--- Extracted records ---
§
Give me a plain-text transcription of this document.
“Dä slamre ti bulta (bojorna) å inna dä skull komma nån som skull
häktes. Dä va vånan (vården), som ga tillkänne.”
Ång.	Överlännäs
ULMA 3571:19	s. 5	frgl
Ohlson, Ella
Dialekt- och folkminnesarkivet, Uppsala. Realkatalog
§
--- GIVEN EXERCISE ---
Write an exact transcription of every entry above.

--- CORRECT ANSWER ---
Give me a plain-text transcription of this document.
“Dä slamre ti bulta (bojorna) å inna dä skull komma nån som skull
häktes. Dä va vånan (vården), som ga tillkänne.”
Ång.	Överlännäs
ULMA 3571:19	s. 5	frgl
Ohlson, Ella
Dialekt- och folkminnesarkivet, Uppsala. Realkatalog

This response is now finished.